Where in the listing does the word "Cases" appear? Report each line that holds it.

GIVEN INFORMATION section start

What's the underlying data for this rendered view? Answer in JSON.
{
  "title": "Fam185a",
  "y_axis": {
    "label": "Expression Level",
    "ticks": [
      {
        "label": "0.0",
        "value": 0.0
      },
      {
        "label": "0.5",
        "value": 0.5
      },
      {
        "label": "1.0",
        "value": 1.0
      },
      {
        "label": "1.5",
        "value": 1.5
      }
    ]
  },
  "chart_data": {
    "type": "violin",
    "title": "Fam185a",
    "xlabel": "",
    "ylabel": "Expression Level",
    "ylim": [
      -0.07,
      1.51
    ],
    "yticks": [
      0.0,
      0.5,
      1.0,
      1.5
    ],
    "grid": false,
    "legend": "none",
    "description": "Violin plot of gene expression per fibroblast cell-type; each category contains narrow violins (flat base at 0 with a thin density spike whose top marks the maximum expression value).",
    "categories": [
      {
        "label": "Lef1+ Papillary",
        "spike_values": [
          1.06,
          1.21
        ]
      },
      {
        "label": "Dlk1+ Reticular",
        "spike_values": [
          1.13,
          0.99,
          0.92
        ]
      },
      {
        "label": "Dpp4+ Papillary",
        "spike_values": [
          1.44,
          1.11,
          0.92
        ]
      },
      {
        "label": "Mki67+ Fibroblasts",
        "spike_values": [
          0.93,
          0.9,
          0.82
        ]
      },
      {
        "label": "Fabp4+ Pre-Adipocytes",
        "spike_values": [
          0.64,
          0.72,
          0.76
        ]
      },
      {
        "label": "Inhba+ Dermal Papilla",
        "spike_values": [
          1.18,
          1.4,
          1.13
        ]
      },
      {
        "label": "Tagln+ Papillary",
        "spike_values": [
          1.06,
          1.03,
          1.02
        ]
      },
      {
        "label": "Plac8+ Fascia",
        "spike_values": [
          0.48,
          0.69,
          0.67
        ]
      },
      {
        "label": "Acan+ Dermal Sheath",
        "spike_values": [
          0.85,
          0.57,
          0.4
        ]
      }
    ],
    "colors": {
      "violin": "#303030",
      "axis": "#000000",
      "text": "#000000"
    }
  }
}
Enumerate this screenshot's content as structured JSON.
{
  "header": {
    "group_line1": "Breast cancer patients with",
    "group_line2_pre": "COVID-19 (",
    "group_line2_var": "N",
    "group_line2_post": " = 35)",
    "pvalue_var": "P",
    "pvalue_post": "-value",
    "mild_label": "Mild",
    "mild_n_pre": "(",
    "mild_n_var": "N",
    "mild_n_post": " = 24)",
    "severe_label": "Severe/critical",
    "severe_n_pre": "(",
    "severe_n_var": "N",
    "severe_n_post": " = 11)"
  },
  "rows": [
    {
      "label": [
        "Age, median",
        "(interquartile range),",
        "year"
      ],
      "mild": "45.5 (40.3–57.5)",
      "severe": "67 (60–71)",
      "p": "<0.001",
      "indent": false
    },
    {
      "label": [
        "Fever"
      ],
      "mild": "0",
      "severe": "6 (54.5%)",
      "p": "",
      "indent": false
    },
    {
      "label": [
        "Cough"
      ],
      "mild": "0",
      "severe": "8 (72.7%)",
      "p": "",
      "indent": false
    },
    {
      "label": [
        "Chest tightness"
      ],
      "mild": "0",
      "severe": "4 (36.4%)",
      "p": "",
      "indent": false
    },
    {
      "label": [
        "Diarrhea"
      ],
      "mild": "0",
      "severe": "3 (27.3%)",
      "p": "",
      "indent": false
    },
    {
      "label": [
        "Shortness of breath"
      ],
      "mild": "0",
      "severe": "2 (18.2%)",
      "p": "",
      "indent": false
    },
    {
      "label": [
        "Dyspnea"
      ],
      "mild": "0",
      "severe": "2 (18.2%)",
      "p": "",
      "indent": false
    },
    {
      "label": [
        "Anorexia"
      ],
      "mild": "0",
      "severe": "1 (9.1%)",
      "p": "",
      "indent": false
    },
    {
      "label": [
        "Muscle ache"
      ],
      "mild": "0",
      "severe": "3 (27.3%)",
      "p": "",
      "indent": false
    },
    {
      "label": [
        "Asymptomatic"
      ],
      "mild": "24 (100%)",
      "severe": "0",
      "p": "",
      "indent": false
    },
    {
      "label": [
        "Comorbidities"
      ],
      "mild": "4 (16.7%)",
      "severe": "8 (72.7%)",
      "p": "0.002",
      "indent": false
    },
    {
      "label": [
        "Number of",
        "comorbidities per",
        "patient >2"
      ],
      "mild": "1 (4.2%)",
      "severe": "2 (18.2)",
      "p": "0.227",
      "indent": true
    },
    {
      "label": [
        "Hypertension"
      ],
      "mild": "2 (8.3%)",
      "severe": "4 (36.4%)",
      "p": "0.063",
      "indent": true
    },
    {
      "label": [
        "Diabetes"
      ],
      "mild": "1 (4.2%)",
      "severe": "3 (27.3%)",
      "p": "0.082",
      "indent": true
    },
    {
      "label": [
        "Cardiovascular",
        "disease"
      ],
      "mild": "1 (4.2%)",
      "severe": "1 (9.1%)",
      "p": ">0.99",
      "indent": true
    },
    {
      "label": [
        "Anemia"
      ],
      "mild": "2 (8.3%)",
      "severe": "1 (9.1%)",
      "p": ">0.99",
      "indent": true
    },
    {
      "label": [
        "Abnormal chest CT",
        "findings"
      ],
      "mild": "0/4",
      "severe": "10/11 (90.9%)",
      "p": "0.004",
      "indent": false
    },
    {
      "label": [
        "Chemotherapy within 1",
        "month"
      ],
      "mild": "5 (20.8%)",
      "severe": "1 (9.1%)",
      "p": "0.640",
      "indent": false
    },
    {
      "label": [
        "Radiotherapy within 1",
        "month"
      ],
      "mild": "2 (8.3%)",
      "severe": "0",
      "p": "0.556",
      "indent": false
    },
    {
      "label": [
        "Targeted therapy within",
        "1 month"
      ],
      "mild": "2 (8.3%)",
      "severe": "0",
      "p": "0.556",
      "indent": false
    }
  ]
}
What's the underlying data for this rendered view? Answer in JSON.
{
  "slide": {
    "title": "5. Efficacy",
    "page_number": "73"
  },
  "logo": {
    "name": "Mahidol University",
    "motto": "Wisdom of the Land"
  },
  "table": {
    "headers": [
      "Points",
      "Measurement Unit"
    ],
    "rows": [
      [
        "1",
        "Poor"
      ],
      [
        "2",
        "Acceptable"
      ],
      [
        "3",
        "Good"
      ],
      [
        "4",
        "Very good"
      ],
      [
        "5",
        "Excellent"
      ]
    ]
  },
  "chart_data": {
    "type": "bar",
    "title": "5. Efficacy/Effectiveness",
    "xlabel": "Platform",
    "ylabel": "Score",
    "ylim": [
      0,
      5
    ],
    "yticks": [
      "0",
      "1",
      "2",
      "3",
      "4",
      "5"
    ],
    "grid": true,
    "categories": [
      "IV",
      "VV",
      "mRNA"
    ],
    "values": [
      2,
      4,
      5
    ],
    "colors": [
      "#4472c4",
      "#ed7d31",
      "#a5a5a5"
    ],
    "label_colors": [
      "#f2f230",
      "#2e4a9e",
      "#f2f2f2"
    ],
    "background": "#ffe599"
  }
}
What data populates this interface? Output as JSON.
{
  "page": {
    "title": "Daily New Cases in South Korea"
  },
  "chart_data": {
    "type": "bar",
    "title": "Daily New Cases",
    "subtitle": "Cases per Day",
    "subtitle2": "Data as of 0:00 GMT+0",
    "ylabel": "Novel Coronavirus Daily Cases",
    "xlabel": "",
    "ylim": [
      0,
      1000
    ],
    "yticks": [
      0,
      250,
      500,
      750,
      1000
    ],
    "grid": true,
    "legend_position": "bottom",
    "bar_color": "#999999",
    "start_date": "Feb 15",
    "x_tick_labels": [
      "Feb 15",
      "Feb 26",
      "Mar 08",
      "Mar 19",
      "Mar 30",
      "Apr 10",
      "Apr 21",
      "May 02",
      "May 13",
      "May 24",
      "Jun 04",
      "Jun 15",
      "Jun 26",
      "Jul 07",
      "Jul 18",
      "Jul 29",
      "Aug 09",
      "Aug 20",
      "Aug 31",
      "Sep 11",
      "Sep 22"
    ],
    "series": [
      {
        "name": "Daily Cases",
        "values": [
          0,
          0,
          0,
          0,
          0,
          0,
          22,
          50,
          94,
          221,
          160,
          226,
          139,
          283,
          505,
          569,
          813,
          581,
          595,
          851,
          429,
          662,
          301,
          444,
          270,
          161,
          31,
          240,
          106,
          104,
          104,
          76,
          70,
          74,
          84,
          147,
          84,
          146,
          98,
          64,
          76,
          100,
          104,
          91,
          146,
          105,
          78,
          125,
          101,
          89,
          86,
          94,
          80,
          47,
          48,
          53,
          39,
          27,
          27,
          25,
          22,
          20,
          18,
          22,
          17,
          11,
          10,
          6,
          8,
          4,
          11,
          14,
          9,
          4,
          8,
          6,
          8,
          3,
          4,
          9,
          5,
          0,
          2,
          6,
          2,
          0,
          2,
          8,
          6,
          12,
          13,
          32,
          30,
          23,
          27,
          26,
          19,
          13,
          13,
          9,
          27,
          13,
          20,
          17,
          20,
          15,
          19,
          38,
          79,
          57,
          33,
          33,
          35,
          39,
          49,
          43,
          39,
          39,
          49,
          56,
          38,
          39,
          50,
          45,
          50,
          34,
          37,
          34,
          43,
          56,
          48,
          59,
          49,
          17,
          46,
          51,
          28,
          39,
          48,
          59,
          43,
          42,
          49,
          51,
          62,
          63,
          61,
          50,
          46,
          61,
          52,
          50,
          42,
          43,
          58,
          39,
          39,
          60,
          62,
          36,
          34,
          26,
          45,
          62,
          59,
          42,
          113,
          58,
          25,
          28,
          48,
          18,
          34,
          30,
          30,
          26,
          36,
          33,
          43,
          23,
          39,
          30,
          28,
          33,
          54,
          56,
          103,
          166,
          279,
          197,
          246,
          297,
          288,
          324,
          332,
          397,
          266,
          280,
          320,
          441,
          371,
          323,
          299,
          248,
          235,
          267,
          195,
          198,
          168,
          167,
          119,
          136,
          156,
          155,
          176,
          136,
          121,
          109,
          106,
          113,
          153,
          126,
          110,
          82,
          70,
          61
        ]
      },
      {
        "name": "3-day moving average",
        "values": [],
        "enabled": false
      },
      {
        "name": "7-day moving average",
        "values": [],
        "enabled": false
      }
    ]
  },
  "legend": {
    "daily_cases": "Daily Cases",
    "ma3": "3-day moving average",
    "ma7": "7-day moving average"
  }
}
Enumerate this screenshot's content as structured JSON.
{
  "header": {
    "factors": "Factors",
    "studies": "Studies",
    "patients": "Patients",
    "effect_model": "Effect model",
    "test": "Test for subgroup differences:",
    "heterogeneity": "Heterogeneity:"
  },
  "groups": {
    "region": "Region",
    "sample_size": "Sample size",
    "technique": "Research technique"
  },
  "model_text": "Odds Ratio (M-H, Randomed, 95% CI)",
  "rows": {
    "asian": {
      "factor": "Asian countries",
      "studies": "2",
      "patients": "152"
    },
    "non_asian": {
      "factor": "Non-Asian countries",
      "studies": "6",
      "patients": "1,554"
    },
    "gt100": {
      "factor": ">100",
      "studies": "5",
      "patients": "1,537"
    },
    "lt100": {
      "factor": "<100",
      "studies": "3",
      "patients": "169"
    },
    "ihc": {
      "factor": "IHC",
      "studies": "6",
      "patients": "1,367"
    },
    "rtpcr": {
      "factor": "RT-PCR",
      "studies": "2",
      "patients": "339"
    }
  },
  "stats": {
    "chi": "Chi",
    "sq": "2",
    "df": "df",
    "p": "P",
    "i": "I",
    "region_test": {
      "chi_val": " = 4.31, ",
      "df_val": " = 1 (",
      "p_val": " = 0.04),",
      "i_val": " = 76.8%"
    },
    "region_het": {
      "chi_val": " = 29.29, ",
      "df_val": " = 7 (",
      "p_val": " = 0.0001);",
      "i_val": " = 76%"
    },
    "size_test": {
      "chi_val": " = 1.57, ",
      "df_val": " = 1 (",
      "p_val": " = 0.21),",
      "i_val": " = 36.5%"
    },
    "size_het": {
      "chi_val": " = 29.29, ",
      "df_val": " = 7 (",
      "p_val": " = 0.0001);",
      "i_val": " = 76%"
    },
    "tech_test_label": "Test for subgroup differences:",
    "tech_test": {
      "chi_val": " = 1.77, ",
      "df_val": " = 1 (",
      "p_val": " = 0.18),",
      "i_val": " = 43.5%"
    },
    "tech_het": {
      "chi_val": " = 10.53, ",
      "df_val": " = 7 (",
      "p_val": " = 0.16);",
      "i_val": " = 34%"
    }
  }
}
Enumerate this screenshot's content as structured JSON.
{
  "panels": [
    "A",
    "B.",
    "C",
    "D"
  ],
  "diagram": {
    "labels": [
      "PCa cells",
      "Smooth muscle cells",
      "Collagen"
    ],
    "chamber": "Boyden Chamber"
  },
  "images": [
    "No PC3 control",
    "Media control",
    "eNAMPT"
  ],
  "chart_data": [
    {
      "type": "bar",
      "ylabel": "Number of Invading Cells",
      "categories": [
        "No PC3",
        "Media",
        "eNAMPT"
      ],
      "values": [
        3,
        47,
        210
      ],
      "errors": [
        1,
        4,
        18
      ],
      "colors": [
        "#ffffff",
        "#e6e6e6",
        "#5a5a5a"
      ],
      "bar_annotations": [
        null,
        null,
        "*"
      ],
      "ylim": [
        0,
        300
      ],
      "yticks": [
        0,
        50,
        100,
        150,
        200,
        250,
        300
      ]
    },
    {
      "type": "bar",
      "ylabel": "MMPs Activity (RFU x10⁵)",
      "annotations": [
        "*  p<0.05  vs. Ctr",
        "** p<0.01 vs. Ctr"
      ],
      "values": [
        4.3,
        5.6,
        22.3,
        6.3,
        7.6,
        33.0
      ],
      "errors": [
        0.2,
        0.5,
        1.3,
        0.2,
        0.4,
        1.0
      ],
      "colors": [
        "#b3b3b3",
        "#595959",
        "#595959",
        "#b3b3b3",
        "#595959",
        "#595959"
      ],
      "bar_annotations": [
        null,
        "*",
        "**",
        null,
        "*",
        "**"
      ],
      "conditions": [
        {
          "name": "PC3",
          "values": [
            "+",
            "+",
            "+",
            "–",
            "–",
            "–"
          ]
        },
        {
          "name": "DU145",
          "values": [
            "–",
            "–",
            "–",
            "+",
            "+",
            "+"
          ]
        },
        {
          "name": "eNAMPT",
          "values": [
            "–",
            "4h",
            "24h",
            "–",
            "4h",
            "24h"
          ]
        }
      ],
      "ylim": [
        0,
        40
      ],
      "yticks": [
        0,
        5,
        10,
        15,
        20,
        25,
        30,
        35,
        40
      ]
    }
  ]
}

GIVEN INFORMATION section end

SOLVED EXERCISE
    "title": "Daily New Cases in South Korea"
    "title": "Daily New Cases",
    "subtitle": "Cases per Day",
    "ylabel": "Novel Coronavirus Daily Cases",
        "name": "Daily Cases",
    "daily_cases": "Daily Cases",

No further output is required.